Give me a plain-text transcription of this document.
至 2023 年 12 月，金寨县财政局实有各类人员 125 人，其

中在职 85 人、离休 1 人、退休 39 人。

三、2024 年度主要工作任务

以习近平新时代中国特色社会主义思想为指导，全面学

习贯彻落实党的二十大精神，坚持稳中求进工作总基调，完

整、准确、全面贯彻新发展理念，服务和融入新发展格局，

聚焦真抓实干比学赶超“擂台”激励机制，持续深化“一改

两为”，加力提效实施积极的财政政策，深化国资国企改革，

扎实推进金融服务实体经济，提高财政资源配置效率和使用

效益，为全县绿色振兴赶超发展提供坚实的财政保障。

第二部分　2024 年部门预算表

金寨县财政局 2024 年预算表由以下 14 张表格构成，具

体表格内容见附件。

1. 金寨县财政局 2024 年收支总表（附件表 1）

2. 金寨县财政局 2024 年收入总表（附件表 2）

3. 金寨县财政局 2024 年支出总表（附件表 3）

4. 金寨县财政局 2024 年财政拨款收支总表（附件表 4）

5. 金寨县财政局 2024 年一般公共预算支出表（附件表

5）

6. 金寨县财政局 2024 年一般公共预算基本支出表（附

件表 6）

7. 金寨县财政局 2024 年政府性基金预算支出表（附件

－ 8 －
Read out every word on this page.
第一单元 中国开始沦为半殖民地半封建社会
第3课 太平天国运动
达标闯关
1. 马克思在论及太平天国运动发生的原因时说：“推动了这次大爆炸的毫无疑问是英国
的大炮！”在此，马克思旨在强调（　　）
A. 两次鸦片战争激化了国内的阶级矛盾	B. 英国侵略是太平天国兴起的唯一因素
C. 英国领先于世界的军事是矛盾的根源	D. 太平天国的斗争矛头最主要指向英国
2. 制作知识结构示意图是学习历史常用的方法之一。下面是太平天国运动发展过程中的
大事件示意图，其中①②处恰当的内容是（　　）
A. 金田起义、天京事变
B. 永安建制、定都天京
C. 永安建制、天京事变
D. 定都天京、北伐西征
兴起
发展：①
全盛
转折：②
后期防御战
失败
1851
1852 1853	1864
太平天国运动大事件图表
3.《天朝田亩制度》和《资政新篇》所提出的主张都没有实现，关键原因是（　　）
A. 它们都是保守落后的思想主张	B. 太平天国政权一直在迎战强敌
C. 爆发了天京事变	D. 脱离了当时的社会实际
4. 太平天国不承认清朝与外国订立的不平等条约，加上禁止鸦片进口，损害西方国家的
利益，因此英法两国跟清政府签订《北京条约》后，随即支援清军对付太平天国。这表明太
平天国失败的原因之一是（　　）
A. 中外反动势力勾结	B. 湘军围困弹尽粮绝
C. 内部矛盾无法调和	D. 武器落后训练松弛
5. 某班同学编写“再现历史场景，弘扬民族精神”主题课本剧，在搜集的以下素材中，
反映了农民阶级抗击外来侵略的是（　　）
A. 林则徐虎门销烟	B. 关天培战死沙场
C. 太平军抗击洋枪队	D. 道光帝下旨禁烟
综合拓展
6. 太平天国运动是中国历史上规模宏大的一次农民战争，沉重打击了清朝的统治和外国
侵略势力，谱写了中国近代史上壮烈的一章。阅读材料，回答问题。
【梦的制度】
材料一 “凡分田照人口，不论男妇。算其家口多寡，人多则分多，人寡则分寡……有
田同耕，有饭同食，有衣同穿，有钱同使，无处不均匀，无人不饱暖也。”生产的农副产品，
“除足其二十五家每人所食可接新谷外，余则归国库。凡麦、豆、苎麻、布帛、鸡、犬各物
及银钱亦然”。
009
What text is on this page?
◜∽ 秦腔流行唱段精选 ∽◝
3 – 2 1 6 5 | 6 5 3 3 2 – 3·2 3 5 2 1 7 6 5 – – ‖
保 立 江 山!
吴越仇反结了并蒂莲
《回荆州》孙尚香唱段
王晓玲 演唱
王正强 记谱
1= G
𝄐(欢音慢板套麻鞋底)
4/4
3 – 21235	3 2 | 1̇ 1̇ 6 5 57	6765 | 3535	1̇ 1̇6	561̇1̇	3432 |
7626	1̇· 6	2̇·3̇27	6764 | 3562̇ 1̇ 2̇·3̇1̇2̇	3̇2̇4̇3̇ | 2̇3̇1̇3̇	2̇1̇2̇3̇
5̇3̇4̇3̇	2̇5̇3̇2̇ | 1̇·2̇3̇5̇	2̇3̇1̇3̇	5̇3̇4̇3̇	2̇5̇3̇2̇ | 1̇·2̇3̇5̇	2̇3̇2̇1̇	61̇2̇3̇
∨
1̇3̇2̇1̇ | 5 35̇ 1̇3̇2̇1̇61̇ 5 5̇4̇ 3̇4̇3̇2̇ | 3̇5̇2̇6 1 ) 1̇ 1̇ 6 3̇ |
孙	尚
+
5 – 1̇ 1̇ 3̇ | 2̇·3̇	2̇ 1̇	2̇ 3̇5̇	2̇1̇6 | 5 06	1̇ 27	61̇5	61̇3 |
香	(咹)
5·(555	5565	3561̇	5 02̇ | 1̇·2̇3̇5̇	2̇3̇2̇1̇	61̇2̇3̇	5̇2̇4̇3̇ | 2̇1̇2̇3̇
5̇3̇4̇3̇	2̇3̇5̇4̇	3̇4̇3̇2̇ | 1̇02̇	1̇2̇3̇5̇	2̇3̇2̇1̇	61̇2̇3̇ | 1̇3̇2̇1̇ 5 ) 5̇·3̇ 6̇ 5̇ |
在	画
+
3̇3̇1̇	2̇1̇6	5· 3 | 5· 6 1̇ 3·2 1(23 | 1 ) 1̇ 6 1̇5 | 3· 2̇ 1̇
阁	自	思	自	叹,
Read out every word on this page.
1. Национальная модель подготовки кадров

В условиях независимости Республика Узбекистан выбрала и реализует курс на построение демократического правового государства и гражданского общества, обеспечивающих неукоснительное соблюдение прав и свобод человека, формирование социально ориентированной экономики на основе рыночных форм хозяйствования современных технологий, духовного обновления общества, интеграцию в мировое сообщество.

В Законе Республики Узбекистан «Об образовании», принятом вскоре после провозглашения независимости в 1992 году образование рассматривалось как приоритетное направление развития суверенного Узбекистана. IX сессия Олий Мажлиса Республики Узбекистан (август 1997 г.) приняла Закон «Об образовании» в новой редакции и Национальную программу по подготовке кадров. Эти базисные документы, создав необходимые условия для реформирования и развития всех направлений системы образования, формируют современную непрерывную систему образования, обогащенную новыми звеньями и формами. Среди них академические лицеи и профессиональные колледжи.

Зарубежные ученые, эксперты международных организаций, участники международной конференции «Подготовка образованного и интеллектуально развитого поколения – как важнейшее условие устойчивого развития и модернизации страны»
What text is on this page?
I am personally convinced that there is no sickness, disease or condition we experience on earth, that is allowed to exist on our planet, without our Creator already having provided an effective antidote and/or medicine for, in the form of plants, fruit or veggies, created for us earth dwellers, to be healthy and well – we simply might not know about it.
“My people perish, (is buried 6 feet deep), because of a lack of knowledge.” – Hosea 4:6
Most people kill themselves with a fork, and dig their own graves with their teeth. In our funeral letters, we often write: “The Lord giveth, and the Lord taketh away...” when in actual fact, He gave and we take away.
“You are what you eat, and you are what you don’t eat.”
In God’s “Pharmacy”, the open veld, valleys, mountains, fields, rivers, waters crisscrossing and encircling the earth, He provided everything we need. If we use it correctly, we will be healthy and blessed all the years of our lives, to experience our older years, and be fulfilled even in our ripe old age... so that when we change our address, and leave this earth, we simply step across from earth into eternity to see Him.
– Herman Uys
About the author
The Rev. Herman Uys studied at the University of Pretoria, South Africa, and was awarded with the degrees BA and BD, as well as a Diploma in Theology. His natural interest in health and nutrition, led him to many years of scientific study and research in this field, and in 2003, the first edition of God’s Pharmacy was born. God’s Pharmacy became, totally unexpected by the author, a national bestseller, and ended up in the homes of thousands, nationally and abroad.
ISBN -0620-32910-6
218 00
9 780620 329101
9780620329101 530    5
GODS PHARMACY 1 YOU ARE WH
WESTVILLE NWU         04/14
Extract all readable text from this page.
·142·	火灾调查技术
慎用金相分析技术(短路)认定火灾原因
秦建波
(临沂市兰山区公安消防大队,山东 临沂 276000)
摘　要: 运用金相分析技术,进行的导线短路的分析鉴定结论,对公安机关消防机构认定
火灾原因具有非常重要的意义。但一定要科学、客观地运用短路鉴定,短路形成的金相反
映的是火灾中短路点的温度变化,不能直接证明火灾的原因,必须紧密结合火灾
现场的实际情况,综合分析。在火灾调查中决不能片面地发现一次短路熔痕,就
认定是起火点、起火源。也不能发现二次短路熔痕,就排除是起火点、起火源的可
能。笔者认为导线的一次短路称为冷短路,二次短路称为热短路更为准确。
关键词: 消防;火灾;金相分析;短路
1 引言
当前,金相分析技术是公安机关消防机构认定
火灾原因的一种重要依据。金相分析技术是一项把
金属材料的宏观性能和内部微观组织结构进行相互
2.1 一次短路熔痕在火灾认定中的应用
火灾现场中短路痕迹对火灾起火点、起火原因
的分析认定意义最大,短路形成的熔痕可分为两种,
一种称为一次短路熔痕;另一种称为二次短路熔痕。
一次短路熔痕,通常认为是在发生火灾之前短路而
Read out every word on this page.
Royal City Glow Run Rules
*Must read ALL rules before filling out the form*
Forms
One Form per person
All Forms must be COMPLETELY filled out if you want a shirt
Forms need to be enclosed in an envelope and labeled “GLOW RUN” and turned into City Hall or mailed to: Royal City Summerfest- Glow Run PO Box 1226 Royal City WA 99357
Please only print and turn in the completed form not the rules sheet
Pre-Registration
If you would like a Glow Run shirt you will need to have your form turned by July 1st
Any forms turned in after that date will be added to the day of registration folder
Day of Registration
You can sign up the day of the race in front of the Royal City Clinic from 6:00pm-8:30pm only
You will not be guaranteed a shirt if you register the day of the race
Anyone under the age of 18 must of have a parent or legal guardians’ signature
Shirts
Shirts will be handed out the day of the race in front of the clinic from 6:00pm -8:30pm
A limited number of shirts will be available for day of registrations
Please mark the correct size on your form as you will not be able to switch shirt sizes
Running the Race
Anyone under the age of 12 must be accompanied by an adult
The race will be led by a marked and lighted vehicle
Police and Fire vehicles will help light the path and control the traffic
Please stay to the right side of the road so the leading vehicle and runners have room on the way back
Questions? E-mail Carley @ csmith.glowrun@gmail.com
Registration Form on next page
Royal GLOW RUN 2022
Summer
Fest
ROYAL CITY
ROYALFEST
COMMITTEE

■ Your task: Show every line above in which the word "Anyone" occurs.

■ Finished answer:
Anyone under the age of 18 must of have a parent or legal guardians’ signature
Anyone under the age of 12 must be accompanied by an adult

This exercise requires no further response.